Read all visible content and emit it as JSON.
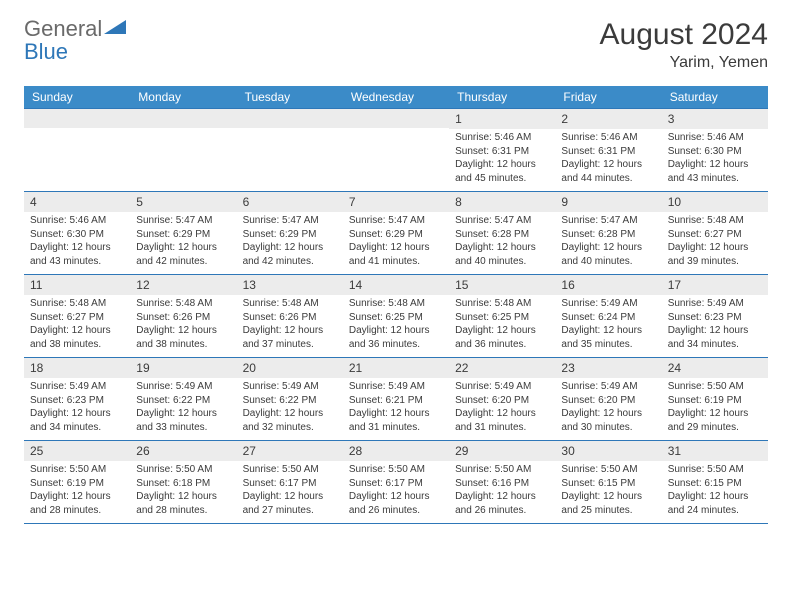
{
  "logo": {
    "text1": "General",
    "text2": "Blue"
  },
  "title": "August 2024",
  "location": "Yarim, Yemen",
  "weekdays": [
    "Sunday",
    "Monday",
    "Tuesday",
    "Wednesday",
    "Thursday",
    "Friday",
    "Saturday"
  ],
  "colors": {
    "header_bg": "#3b8bc8",
    "header_text": "#ffffff",
    "daynum_bg": "#ececec",
    "border": "#2e77b8",
    "text": "#3b3b3b",
    "logo_gray": "#6a6a6a",
    "logo_blue": "#2e77b8"
  },
  "weeks": [
    [
      {
        "n": "",
        "sr": "",
        "ss": "",
        "dl": ""
      },
      {
        "n": "",
        "sr": "",
        "ss": "",
        "dl": ""
      },
      {
        "n": "",
        "sr": "",
        "ss": "",
        "dl": ""
      },
      {
        "n": "",
        "sr": "",
        "ss": "",
        "dl": ""
      },
      {
        "n": "1",
        "sr": "Sunrise: 5:46 AM",
        "ss": "Sunset: 6:31 PM",
        "dl": "Daylight: 12 hours and 45 minutes."
      },
      {
        "n": "2",
        "sr": "Sunrise: 5:46 AM",
        "ss": "Sunset: 6:31 PM",
        "dl": "Daylight: 12 hours and 44 minutes."
      },
      {
        "n": "3",
        "sr": "Sunrise: 5:46 AM",
        "ss": "Sunset: 6:30 PM",
        "dl": "Daylight: 12 hours and 43 minutes."
      }
    ],
    [
      {
        "n": "4",
        "sr": "Sunrise: 5:46 AM",
        "ss": "Sunset: 6:30 PM",
        "dl": "Daylight: 12 hours and 43 minutes."
      },
      {
        "n": "5",
        "sr": "Sunrise: 5:47 AM",
        "ss": "Sunset: 6:29 PM",
        "dl": "Daylight: 12 hours and 42 minutes."
      },
      {
        "n": "6",
        "sr": "Sunrise: 5:47 AM",
        "ss": "Sunset: 6:29 PM",
        "dl": "Daylight: 12 hours and 42 minutes."
      },
      {
        "n": "7",
        "sr": "Sunrise: 5:47 AM",
        "ss": "Sunset: 6:29 PM",
        "dl": "Daylight: 12 hours and 41 minutes."
      },
      {
        "n": "8",
        "sr": "Sunrise: 5:47 AM",
        "ss": "Sunset: 6:28 PM",
        "dl": "Daylight: 12 hours and 40 minutes."
      },
      {
        "n": "9",
        "sr": "Sunrise: 5:47 AM",
        "ss": "Sunset: 6:28 PM",
        "dl": "Daylight: 12 hours and 40 minutes."
      },
      {
        "n": "10",
        "sr": "Sunrise: 5:48 AM",
        "ss": "Sunset: 6:27 PM",
        "dl": "Daylight: 12 hours and 39 minutes."
      }
    ],
    [
      {
        "n": "11",
        "sr": "Sunrise: 5:48 AM",
        "ss": "Sunset: 6:27 PM",
        "dl": "Daylight: 12 hours and 38 minutes."
      },
      {
        "n": "12",
        "sr": "Sunrise: 5:48 AM",
        "ss": "Sunset: 6:26 PM",
        "dl": "Daylight: 12 hours and 38 minutes."
      },
      {
        "n": "13",
        "sr": "Sunrise: 5:48 AM",
        "ss": "Sunset: 6:26 PM",
        "dl": "Daylight: 12 hours and 37 minutes."
      },
      {
        "n": "14",
        "sr": "Sunrise: 5:48 AM",
        "ss": "Sunset: 6:25 PM",
        "dl": "Daylight: 12 hours and 36 minutes."
      },
      {
        "n": "15",
        "sr": "Sunrise: 5:48 AM",
        "ss": "Sunset: 6:25 PM",
        "dl": "Daylight: 12 hours and 36 minutes."
      },
      {
        "n": "16",
        "sr": "Sunrise: 5:49 AM",
        "ss": "Sunset: 6:24 PM",
        "dl": "Daylight: 12 hours and 35 minutes."
      },
      {
        "n": "17",
        "sr": "Sunrise: 5:49 AM",
        "ss": "Sunset: 6:23 PM",
        "dl": "Daylight: 12 hours and 34 minutes."
      }
    ],
    [
      {
        "n": "18",
        "sr": "Sunrise: 5:49 AM",
        "ss": "Sunset: 6:23 PM",
        "dl": "Daylight: 12 hours and 34 minutes."
      },
      {
        "n": "19",
        "sr": "Sunrise: 5:49 AM",
        "ss": "Sunset: 6:22 PM",
        "dl": "Daylight: 12 hours and 33 minutes."
      },
      {
        "n": "20",
        "sr": "Sunrise: 5:49 AM",
        "ss": "Sunset: 6:22 PM",
        "dl": "Daylight: 12 hours and 32 minutes."
      },
      {
        "n": "21",
        "sr": "Sunrise: 5:49 AM",
        "ss": "Sunset: 6:21 PM",
        "dl": "Daylight: 12 hours and 31 minutes."
      },
      {
        "n": "22",
        "sr": "Sunrise: 5:49 AM",
        "ss": "Sunset: 6:20 PM",
        "dl": "Daylight: 12 hours and 31 minutes."
      },
      {
        "n": "23",
        "sr": "Sunrise: 5:49 AM",
        "ss": "Sunset: 6:20 PM",
        "dl": "Daylight: 12 hours and 30 minutes."
      },
      {
        "n": "24",
        "sr": "Sunrise: 5:50 AM",
        "ss": "Sunset: 6:19 PM",
        "dl": "Daylight: 12 hours and 29 minutes."
      }
    ],
    [
      {
        "n": "25",
        "sr": "Sunrise: 5:50 AM",
        "ss": "Sunset: 6:19 PM",
        "dl": "Daylight: 12 hours and 28 minutes."
      },
      {
        "n": "26",
        "sr": "Sunrise: 5:50 AM",
        "ss": "Sunset: 6:18 PM",
        "dl": "Daylight: 12 hours and 28 minutes."
      },
      {
        "n": "27",
        "sr": "Sunrise: 5:50 AM",
        "ss": "Sunset: 6:17 PM",
        "dl": "Daylight: 12 hours and 27 minutes."
      },
      {
        "n": "28",
        "sr": "Sunrise: 5:50 AM",
        "ss": "Sunset: 6:17 PM",
        "dl": "Daylight: 12 hours and 26 minutes."
      },
      {
        "n": "29",
        "sr": "Sunrise: 5:50 AM",
        "ss": "Sunset: 6:16 PM",
        "dl": "Daylight: 12 hours and 26 minutes."
      },
      {
        "n": "30",
        "sr": "Sunrise: 5:50 AM",
        "ss": "Sunset: 6:15 PM",
        "dl": "Daylight: 12 hours and 25 minutes."
      },
      {
        "n": "31",
        "sr": "Sunrise: 5:50 AM",
        "ss": "Sunset: 6:15 PM",
        "dl": "Daylight: 12 hours and 24 minutes."
      }
    ]
  ]
}
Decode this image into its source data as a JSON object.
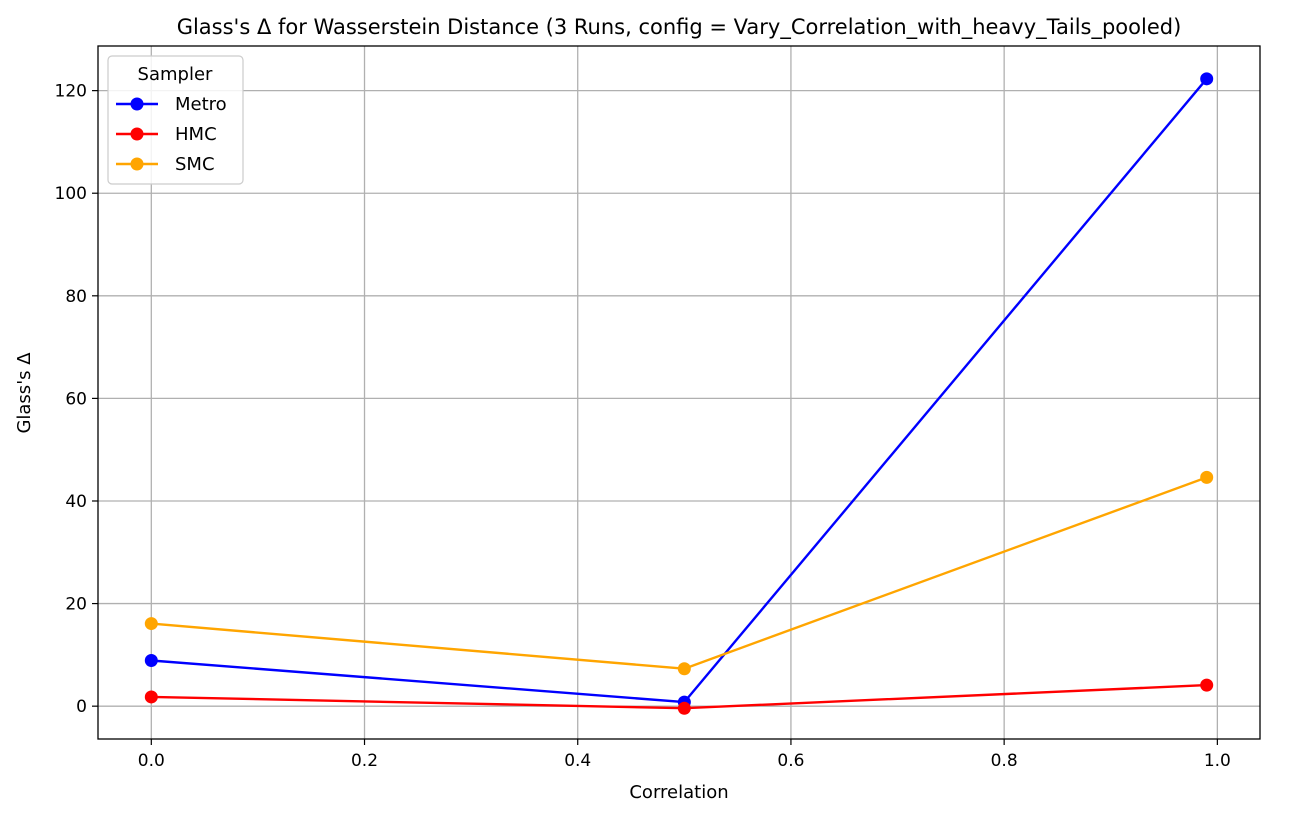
{
  "chart_data": {
    "type": "line",
    "title": "Glass's Δ for Wasserstein Distance (3 Runs, config = Vary_Correlation_with_heavy_Tails_pooled)",
    "xlabel": "Correlation",
    "ylabel": "Glass's Δ",
    "xlim": [
      -0.05,
      1.04
    ],
    "ylim": [
      -6.4,
      128.7
    ],
    "xticks": [
      0.0,
      0.2,
      0.4,
      0.6,
      0.8,
      1.0
    ],
    "xtick_labels": [
      "0.0",
      "0.2",
      "0.4",
      "0.6",
      "0.8",
      "1.0"
    ],
    "yticks": [
      0,
      20,
      40,
      60,
      80,
      100,
      120
    ],
    "ytick_labels": [
      "0",
      "20",
      "40",
      "60",
      "80",
      "100",
      "120"
    ],
    "grid": true,
    "legend": {
      "title": "Sampler",
      "placement": "upper-left"
    },
    "x": [
      0.0,
      0.5,
      0.99
    ],
    "series": [
      {
        "name": "Metro",
        "color": "#0000ff",
        "values": [
          8.9,
          0.8,
          122.3
        ]
      },
      {
        "name": "HMC",
        "color": "#ff0000",
        "values": [
          1.8,
          -0.4,
          4.1
        ]
      },
      {
        "name": "SMC",
        "color": "#ffa500",
        "values": [
          16.1,
          7.3,
          44.6
        ]
      }
    ]
  }
}
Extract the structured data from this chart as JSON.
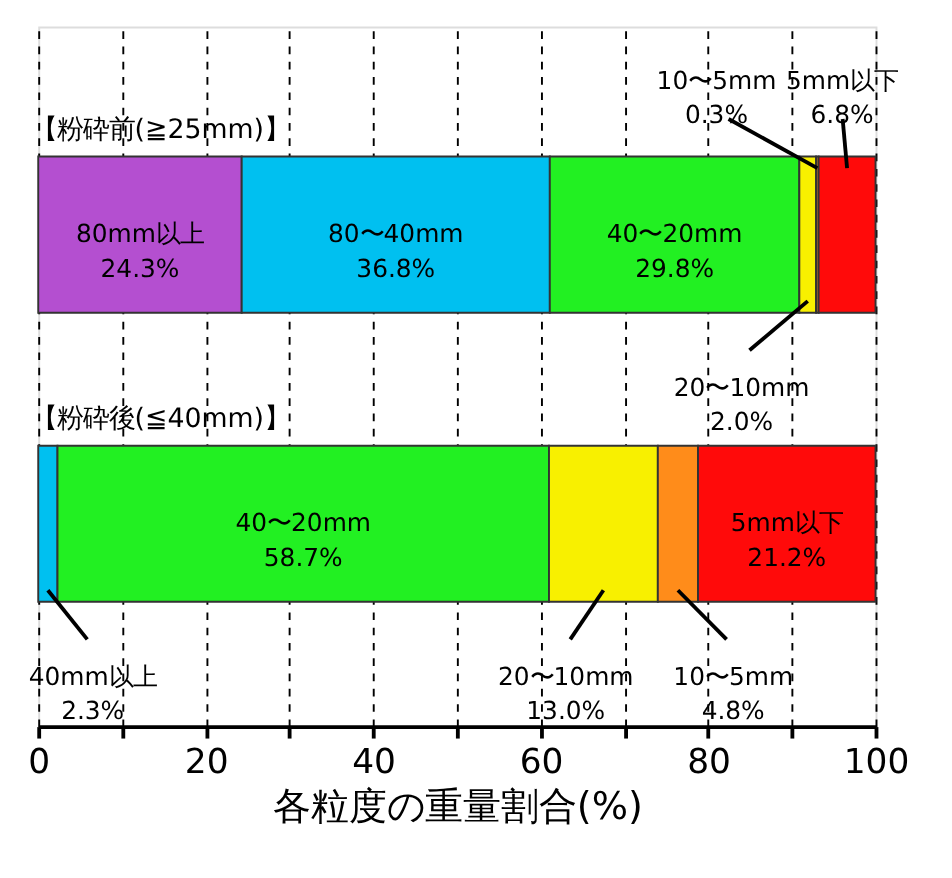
{
  "chart_data": {
    "type": "bar",
    "orientation": "horizontal",
    "stacked": true,
    "categories": [
      "【粉砕前(≧25mm)】",
      "【粉砕後(≦40mm)】"
    ],
    "series": [
      {
        "color": "#b44fd0",
        "values": [
          24.3,
          null
        ],
        "value_labels": [
          "80mm以上\n24.3%",
          null
        ]
      },
      {
        "color": "#00c0f0",
        "values": [
          36.8,
          2.3
        ],
        "value_labels": [
          "80〜40mm\n36.8%",
          "40mm以上\n2.3%"
        ]
      },
      {
        "color": "#22f022",
        "values": [
          29.8,
          58.7
        ],
        "value_labels": [
          "40〜20mm\n29.8%",
          "40〜20mm\n58.7%"
        ]
      },
      {
        "color": "#f8f000",
        "values": [
          2.0,
          13.0
        ],
        "value_labels": [
          "20〜10mm\n2.0%",
          "20〜10mm\n13.0%"
        ]
      },
      {
        "color": "#ff8c1a",
        "values": [
          0.3,
          4.8
        ],
        "value_labels": [
          "10〜5mm\n0.3%",
          "10〜5mm\n4.8%"
        ]
      },
      {
        "color": "#ff0a0a",
        "values": [
          6.8,
          21.2
        ],
        "value_labels": [
          "5mm以下\n6.8%",
          "5mm以下\n21.2%"
        ]
      }
    ],
    "xlabel": "各粒度の重量割合(%)",
    "xlim": [
      0,
      100
    ],
    "xticks": [
      0,
      {
        "value": 10,
        "label": null
      },
      20,
      {
        "value": 30,
        "label": null
      },
      40,
      {
        "value": 50,
        "label": null
      },
      60,
      {
        "value": 70,
        "label": null
      },
      80,
      {
        "value": 90,
        "label": null
      },
      100
    ],
    "grid": "x"
  }
}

Goal of the exercise >> Of the lines in this data, how many contain "xlabel"? Reply with only the number.

The reply >> 2